[START OF Supplied material]
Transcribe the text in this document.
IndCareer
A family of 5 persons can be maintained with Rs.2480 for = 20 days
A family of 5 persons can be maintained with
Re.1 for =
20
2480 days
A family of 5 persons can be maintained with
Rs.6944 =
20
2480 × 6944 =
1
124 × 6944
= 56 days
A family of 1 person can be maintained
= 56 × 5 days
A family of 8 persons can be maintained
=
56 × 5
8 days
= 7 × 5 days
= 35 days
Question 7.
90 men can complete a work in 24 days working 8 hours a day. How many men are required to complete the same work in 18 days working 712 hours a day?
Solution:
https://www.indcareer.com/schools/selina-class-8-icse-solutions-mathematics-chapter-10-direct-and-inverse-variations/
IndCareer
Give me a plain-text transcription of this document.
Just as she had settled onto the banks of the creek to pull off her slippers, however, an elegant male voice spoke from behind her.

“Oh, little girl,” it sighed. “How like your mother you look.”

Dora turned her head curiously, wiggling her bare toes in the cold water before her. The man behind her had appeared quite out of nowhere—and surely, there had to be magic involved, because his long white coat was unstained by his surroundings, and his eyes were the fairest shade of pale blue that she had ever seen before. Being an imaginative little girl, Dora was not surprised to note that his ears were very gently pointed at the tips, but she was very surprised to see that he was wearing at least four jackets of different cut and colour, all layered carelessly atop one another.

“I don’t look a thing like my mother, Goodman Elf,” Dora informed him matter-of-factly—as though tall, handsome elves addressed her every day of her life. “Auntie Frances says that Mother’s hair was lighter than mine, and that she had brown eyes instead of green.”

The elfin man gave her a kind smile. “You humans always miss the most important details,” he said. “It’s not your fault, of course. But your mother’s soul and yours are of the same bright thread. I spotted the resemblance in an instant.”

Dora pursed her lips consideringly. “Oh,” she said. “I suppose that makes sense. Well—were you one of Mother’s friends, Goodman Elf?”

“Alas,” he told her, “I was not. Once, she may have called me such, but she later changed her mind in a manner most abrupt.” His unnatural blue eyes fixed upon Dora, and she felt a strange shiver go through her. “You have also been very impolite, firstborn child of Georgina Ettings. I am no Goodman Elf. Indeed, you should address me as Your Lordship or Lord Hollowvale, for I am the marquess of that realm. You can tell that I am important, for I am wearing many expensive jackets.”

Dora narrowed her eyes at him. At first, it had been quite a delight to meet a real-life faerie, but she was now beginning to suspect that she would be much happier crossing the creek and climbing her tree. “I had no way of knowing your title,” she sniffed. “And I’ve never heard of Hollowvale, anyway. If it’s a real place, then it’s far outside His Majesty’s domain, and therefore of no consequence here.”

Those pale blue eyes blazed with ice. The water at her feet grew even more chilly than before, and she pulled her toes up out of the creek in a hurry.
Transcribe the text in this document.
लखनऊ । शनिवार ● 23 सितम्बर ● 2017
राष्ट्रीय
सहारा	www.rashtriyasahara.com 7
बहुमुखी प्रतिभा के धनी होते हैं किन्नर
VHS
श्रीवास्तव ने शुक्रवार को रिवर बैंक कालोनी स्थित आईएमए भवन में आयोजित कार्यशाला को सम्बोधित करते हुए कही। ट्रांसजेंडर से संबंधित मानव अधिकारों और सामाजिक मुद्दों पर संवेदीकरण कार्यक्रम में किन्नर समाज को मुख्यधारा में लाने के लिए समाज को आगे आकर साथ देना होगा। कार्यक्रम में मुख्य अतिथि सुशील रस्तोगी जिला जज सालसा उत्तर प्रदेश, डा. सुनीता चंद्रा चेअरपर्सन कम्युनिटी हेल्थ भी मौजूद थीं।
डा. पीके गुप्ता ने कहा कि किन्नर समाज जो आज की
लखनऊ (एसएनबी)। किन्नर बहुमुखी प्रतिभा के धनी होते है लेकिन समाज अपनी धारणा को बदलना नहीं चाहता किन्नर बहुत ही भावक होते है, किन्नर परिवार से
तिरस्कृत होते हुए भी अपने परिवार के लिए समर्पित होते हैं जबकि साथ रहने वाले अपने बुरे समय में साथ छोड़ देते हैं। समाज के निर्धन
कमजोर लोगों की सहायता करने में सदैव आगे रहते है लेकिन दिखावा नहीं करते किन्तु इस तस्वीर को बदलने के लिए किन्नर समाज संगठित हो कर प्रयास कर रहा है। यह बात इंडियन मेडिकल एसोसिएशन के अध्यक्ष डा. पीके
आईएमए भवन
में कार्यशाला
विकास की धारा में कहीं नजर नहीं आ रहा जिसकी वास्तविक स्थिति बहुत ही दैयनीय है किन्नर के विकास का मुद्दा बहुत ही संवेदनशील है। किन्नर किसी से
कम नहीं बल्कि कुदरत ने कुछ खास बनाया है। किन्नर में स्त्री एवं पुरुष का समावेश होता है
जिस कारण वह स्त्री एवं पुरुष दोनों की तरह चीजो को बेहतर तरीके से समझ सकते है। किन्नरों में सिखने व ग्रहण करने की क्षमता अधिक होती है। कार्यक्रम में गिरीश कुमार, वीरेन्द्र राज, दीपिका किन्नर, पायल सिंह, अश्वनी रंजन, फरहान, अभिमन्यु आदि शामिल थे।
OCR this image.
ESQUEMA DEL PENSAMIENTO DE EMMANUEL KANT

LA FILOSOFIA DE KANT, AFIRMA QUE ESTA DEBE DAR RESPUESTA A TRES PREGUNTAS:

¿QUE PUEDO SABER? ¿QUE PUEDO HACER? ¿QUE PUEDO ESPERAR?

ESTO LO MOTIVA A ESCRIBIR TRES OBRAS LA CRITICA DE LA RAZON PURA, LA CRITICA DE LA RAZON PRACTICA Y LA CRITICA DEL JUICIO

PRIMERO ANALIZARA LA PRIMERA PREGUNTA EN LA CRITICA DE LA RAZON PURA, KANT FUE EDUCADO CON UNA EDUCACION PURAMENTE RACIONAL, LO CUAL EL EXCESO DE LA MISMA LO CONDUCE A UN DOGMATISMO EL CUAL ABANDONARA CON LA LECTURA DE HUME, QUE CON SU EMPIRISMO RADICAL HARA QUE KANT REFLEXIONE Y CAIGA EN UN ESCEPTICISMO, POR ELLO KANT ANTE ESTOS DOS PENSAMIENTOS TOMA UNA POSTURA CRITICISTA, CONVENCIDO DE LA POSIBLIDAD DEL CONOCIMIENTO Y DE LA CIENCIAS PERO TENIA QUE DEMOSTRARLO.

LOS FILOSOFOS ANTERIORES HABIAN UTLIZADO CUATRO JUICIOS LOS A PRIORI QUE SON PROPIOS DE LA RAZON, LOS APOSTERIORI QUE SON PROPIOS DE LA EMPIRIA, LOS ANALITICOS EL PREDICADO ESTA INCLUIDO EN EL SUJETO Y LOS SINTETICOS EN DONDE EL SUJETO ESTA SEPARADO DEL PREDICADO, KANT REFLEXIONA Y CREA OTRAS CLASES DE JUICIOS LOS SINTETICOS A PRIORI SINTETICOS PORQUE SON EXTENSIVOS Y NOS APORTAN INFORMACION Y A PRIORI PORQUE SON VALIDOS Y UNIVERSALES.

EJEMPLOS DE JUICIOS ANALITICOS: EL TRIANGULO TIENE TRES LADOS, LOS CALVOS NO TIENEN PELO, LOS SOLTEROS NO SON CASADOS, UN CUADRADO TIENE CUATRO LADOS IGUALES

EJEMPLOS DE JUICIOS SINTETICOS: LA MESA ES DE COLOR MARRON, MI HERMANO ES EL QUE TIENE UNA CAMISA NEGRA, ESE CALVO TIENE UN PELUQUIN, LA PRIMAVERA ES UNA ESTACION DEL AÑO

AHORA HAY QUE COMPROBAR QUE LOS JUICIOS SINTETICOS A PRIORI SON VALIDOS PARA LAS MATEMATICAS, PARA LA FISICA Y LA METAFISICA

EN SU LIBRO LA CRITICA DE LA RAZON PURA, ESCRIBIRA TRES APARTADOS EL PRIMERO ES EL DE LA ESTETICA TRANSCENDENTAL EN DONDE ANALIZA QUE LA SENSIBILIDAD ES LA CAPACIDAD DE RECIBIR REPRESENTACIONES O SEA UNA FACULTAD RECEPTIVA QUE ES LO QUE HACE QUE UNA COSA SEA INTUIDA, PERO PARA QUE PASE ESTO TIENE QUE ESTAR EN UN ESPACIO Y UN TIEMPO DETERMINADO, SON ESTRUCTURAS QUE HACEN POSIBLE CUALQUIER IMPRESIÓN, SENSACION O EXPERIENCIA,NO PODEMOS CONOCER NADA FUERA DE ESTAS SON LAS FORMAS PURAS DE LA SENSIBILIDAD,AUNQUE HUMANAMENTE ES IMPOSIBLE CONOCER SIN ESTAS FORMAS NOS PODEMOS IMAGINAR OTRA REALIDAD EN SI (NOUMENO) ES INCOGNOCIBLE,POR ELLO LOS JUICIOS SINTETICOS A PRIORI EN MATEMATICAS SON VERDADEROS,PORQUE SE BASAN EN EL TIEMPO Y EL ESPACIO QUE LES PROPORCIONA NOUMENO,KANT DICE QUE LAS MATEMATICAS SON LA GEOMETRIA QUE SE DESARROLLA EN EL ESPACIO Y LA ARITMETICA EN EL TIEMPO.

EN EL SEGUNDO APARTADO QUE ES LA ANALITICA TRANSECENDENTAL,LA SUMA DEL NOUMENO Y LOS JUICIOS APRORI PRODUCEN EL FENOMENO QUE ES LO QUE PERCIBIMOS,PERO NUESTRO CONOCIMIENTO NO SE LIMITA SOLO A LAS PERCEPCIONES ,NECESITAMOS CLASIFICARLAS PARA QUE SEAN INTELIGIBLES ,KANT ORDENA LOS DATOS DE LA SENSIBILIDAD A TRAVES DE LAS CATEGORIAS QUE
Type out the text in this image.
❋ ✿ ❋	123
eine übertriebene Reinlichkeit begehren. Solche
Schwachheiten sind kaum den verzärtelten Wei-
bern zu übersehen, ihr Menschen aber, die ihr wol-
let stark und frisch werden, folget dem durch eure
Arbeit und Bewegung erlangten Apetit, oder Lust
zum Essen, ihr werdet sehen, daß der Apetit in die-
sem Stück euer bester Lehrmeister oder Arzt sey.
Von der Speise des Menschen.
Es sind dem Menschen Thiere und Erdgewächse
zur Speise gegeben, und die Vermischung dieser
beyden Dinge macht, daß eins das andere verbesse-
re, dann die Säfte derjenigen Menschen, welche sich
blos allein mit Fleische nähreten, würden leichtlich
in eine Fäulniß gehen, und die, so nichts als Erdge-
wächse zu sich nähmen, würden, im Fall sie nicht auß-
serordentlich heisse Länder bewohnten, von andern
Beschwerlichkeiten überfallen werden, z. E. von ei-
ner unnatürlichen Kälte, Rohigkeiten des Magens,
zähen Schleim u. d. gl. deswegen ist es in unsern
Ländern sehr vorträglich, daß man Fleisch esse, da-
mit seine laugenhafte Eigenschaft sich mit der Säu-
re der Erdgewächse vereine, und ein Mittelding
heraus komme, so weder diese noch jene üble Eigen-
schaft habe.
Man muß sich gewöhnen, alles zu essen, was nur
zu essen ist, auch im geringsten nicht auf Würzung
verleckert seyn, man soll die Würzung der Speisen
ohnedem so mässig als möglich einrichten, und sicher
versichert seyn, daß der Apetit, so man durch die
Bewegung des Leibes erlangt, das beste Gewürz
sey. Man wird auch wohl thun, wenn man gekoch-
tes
[END OF Supplied material]
* [Goal]: Return all the lines that contain the string "Würzung".

* [Exercise output]:
zu essen ist, auch im geringsten nicht auf Würzung
verleckert seyn, man soll die Würzung der Speisen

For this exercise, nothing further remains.